▶ _Stated problem_
Pull every line containing "процесса" out of the material below.

▶ _Data in this exercise_
++++++++++

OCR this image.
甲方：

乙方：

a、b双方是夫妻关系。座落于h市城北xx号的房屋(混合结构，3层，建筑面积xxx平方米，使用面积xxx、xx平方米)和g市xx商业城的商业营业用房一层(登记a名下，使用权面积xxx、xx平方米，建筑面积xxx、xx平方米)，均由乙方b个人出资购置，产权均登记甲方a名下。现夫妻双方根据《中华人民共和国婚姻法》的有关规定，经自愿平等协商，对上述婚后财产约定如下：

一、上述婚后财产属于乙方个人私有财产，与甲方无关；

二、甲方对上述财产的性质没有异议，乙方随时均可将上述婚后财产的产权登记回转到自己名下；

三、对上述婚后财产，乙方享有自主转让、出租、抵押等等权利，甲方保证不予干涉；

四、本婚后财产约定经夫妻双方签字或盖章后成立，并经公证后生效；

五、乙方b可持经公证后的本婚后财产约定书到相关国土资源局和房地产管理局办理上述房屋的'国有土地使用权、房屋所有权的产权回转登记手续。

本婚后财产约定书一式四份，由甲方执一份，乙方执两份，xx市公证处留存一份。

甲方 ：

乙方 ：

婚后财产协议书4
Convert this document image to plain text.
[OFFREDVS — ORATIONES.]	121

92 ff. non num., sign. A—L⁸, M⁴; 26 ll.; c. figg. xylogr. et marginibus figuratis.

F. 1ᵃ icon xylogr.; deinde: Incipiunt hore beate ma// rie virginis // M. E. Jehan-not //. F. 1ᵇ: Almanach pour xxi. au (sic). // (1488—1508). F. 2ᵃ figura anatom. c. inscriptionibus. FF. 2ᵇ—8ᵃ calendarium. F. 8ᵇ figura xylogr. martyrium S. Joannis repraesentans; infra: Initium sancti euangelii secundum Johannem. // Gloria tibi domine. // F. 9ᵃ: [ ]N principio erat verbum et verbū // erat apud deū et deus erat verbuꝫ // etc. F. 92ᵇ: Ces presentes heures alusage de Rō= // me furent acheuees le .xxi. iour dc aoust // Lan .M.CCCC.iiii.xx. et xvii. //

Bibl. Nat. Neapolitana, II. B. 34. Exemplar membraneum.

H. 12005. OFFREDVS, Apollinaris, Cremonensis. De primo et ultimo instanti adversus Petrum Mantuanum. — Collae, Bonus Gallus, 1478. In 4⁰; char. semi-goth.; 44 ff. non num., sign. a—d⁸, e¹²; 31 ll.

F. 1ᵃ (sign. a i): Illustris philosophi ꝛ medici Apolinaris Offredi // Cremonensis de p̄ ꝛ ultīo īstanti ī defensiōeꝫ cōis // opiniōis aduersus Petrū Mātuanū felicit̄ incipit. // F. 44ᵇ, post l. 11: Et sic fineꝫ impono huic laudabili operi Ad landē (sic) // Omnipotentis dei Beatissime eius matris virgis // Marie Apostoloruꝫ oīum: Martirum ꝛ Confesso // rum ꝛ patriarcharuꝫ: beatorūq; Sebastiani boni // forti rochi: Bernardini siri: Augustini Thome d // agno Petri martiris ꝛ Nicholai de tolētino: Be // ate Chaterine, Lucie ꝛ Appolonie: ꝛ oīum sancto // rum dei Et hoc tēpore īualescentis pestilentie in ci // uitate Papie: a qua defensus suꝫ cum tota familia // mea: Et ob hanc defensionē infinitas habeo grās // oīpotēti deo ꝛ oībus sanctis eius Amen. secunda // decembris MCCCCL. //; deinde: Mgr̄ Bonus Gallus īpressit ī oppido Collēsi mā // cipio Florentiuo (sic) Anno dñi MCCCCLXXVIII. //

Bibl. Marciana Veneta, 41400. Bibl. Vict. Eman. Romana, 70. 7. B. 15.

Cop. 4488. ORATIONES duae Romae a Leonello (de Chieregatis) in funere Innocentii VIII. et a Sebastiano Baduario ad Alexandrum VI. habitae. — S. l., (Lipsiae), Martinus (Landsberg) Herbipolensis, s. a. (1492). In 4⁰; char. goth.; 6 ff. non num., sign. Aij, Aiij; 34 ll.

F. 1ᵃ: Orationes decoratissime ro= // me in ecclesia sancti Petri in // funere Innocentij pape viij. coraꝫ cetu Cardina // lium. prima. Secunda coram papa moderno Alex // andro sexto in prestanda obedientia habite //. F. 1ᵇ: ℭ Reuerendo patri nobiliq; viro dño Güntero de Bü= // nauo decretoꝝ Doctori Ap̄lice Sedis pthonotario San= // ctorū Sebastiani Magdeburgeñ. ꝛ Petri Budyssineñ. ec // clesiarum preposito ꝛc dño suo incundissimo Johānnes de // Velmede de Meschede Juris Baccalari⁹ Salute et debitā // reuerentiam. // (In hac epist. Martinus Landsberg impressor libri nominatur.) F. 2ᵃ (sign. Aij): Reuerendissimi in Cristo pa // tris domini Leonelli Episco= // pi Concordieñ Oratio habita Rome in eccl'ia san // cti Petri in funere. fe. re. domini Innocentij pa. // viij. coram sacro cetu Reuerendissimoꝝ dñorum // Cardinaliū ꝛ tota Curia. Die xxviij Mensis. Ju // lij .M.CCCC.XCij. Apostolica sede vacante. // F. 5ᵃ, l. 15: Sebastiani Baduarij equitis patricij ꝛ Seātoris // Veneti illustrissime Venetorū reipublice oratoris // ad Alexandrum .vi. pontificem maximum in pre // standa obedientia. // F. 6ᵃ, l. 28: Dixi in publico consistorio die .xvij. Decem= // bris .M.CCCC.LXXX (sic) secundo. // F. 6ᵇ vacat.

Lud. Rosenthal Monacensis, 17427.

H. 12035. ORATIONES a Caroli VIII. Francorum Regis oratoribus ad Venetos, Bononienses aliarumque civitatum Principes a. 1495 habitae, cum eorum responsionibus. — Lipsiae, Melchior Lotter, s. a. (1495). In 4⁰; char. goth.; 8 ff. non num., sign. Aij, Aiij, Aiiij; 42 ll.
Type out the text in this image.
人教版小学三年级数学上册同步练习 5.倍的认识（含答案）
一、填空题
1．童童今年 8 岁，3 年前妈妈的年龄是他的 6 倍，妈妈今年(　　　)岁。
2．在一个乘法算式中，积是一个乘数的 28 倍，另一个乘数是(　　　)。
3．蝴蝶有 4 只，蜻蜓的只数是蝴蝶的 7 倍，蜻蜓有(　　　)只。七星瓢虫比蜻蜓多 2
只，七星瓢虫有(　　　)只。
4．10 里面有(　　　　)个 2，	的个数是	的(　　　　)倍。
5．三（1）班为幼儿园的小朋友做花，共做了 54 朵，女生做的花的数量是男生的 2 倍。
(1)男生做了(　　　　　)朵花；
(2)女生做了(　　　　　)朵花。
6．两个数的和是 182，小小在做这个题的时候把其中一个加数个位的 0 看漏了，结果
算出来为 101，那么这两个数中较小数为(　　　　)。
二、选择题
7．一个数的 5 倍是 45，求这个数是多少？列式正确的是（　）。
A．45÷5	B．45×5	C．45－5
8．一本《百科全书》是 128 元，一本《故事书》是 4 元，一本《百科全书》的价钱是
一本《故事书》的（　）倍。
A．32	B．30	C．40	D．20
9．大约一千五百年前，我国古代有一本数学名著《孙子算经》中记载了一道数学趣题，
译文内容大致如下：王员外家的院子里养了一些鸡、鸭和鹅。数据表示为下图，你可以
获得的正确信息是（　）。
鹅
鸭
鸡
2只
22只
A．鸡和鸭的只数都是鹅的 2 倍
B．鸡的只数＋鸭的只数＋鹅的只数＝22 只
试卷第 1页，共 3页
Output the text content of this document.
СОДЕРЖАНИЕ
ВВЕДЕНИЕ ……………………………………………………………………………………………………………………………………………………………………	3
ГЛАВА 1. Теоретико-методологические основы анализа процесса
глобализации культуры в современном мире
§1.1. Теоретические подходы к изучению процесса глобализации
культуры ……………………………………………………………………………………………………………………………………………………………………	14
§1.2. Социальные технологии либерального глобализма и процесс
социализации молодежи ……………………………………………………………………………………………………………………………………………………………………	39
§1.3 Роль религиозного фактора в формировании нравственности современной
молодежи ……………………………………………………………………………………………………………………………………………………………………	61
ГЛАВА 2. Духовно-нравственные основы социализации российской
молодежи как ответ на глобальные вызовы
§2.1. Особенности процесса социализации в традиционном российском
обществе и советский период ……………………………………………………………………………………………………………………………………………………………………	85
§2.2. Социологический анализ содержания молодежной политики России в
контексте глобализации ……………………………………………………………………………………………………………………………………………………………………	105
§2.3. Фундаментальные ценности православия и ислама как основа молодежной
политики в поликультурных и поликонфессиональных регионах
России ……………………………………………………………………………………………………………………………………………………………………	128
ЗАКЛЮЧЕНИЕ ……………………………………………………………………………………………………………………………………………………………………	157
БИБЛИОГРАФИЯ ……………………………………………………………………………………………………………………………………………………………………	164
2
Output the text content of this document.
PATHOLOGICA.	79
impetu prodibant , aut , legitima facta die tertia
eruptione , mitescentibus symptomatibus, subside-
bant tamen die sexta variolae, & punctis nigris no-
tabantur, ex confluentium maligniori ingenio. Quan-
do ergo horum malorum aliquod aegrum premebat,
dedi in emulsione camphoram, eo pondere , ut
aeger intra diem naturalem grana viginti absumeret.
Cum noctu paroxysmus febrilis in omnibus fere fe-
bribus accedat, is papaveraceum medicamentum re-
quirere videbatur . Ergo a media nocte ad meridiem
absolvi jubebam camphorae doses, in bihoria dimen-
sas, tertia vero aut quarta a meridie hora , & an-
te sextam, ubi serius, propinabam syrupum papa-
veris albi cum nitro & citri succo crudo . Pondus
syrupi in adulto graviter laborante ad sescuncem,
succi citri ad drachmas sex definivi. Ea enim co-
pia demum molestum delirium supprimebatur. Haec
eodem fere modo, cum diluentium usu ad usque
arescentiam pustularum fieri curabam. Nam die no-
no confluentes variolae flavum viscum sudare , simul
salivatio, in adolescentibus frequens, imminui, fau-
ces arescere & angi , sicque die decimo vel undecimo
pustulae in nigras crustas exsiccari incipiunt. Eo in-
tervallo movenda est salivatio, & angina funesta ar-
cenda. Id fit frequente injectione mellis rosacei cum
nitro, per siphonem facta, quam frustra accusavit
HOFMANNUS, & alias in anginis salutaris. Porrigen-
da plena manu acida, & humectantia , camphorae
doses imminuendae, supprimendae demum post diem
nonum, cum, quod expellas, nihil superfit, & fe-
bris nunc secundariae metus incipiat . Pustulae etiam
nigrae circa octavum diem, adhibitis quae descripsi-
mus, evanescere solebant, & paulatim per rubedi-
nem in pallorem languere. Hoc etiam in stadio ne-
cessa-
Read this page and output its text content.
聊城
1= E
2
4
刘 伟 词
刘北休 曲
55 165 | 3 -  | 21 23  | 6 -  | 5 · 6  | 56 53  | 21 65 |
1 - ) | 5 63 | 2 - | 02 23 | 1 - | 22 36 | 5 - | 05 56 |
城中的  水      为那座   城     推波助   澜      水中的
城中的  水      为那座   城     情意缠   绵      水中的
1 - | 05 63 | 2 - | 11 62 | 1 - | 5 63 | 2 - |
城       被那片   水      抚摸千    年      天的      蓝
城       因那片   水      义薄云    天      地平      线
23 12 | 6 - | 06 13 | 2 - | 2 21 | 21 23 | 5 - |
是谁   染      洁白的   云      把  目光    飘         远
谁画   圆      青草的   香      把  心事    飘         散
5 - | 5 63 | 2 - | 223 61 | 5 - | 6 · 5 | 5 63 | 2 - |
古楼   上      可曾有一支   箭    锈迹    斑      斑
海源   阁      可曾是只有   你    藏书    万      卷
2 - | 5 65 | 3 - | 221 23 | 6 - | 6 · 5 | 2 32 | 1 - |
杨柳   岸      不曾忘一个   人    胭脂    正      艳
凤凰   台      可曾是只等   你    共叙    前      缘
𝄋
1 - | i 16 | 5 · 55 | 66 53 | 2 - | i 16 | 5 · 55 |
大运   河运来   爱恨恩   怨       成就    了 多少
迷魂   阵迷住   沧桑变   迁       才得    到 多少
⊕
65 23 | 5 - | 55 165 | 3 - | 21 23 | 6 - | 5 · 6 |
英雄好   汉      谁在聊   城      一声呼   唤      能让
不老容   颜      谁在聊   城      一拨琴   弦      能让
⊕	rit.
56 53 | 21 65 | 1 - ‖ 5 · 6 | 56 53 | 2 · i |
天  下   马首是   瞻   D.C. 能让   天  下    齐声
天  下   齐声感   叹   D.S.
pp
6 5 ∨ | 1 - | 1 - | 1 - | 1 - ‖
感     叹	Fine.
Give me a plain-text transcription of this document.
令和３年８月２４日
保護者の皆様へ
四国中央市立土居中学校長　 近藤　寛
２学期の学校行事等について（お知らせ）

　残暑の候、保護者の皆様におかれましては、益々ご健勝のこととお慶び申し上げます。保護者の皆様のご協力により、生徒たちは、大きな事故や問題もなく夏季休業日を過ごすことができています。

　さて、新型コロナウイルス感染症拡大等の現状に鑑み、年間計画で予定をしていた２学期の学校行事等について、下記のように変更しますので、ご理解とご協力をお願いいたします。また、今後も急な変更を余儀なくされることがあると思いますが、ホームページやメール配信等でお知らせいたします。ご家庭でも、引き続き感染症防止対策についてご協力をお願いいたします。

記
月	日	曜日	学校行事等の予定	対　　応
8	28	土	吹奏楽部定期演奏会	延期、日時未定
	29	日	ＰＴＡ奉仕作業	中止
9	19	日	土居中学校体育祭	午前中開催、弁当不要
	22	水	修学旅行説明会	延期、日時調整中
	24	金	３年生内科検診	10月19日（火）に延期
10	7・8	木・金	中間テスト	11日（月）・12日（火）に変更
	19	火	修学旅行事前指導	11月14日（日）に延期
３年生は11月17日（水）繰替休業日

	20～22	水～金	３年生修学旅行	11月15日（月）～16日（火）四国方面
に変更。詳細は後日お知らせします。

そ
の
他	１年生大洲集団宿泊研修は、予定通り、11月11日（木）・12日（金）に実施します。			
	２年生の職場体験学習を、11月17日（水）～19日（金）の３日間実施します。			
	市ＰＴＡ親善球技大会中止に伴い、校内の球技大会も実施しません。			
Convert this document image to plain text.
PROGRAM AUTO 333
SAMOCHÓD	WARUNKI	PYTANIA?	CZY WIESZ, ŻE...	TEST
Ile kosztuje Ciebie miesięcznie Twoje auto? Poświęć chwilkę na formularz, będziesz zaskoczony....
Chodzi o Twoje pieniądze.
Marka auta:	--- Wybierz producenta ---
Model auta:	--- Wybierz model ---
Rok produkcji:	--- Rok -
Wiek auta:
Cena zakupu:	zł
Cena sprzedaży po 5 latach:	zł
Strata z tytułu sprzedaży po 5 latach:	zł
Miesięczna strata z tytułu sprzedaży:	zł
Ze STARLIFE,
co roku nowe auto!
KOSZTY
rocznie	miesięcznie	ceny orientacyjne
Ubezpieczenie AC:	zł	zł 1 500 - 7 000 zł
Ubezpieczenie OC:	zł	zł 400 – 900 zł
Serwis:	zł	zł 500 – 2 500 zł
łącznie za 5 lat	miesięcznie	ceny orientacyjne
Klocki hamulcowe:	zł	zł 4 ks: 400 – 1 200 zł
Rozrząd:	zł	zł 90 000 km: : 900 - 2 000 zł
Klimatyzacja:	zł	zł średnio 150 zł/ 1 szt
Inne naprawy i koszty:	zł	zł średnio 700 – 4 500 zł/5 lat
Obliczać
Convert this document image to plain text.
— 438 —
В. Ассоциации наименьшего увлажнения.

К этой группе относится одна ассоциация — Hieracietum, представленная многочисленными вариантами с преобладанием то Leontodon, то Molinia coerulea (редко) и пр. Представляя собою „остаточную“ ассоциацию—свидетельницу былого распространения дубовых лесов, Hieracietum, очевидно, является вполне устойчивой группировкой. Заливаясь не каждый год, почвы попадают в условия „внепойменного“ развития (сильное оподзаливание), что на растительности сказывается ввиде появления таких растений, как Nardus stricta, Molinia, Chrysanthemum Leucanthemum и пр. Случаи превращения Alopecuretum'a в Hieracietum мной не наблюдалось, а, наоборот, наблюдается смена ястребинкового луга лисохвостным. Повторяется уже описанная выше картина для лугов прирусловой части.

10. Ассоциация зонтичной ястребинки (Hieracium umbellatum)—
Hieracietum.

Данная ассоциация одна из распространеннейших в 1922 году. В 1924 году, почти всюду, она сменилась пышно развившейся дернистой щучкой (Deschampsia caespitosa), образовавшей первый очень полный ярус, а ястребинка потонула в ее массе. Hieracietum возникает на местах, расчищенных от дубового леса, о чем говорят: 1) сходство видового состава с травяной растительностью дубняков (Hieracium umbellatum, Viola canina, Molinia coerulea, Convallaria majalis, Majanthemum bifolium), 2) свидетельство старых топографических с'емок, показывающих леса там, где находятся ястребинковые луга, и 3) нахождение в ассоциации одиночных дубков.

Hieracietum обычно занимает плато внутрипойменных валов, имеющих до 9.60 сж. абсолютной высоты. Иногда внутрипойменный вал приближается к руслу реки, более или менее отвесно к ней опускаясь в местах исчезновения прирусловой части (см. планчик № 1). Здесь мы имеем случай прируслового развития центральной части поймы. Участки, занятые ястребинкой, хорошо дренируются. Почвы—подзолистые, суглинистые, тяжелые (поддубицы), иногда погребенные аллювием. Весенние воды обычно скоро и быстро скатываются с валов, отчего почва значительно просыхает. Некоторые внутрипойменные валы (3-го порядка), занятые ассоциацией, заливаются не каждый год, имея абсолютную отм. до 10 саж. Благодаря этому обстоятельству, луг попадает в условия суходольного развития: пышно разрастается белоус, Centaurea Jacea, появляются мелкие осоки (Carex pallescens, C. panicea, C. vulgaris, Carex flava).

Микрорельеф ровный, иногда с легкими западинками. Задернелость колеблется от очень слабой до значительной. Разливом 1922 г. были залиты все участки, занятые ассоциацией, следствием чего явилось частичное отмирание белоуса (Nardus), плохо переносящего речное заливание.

++++++++++

▶ _Expected answer_
ГЛАВА 1. Теоретико-методологические основы анализа процесса
§1.1. Теоретические подходы к изучению процесса глобализации
§2.1. Особенности процесса социализации в традиционном российском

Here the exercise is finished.